* Complete the following
a) Retype the ANOVA text below from "ANOVA, which stands" up to and including "the next chapter.".
b) List the levels of the messaging independent variable in the ANOVA text below.

======== Text ========

8 Introduction to ANOVA

ANOVA, which stands for Analysis of Variance, is a statistical test used when comparing a continuous dependent variable across three or more groups. While it might seem similar to the t-test you've already learnt about, there is a fundamental issue that needs to be overcome when we move from two groups to more than two groups.

In this chapter we will learn about the basic one-way ANOVA, a design with a single independent variable with 3 or more levels, before moving on to factorial ANOVA, a design with more than one independent variable, in the next chapter.

This lecture chunk gives an overview of the ANOVA family of tests:

8.1 Example of a one-way ANOVA design

Imagine a study designed to investigate how to best frame an information campaign to prepare residence of a local area for an extreme weather event. In this experiment, participants are randomly assigned to one of four levels of an independent variable (i.e. a between subjects design).

Messaging (independent variable):

  • Fear-Based Messaging: Messages that emphasise the severe consequences of not being prepared.

  • Efficacy-Based Messaging: Messages that focus on practical steps individuals can take and highlight their ability to effectively prepare.

  • Community-Focused Messaging: Messages that highlight the importance of collective preparedness and how working together can improve community resilience.

  • Control condition: No message

Preparedness (Dependent variable): - Measured using a scale developed for the study. Scored from 0 to 100, with higher scores indicating greater intentions to engage in preparedness behaviours, such as creating an emergency kit or making a family plan.

Hypothesis:

H1: It is hypothesised that the type of preparedness messaging will significantly affect participants' intentions to prepare for disasters.

H2: Efficacy-based messaging is expected to generate the highest preparedness intentions, followed by community-focused messaging, fear-based messaging generating the lowest intentions.

======== Given information ========

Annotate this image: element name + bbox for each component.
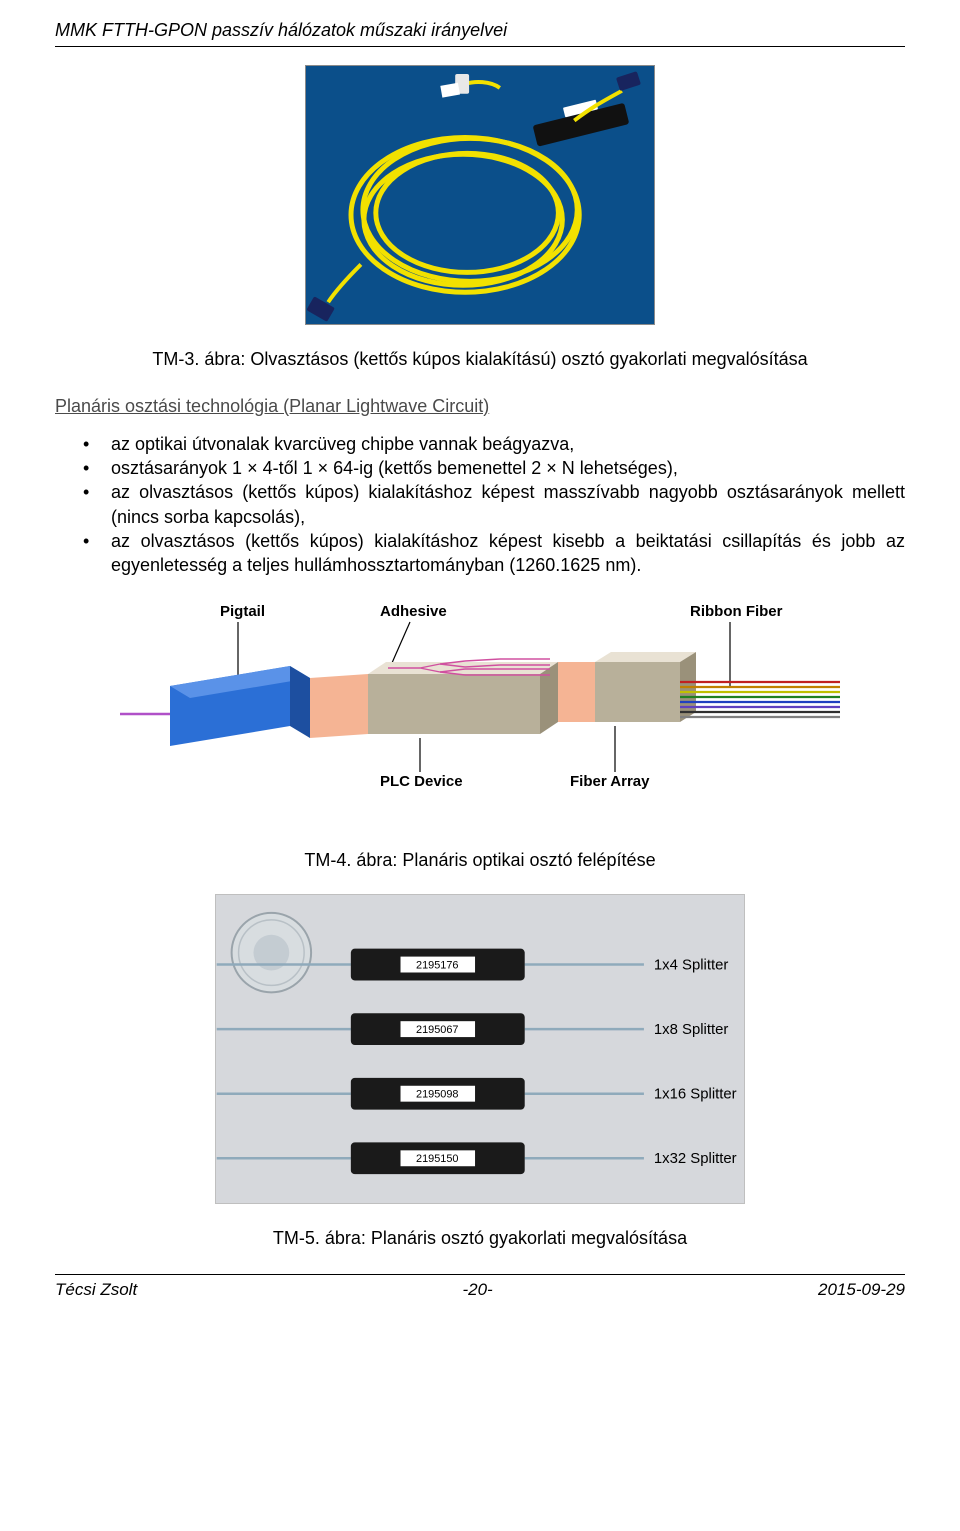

========

* Worked answers
a)
ANOVA, which stands for Analysis of Variance, is a statistical test used when comparing a continuous dependent variable across three or more groups. While it might seem similar to the t-test you've already learnt about, there is a fundamental issue that needs to be overcome when we move from two groups to more than two groups.

In this chapter we will learn about the basic one-way ANOVA, a design with a single independent variable with 3 or more levels, before moving on to factorial ANOVA, a design with more than one independent variable, in the next chapter.

b)
- Fear-Based Messaging
- Efficacy-Based Messaging
- Community-Focused Messaging
- Control condition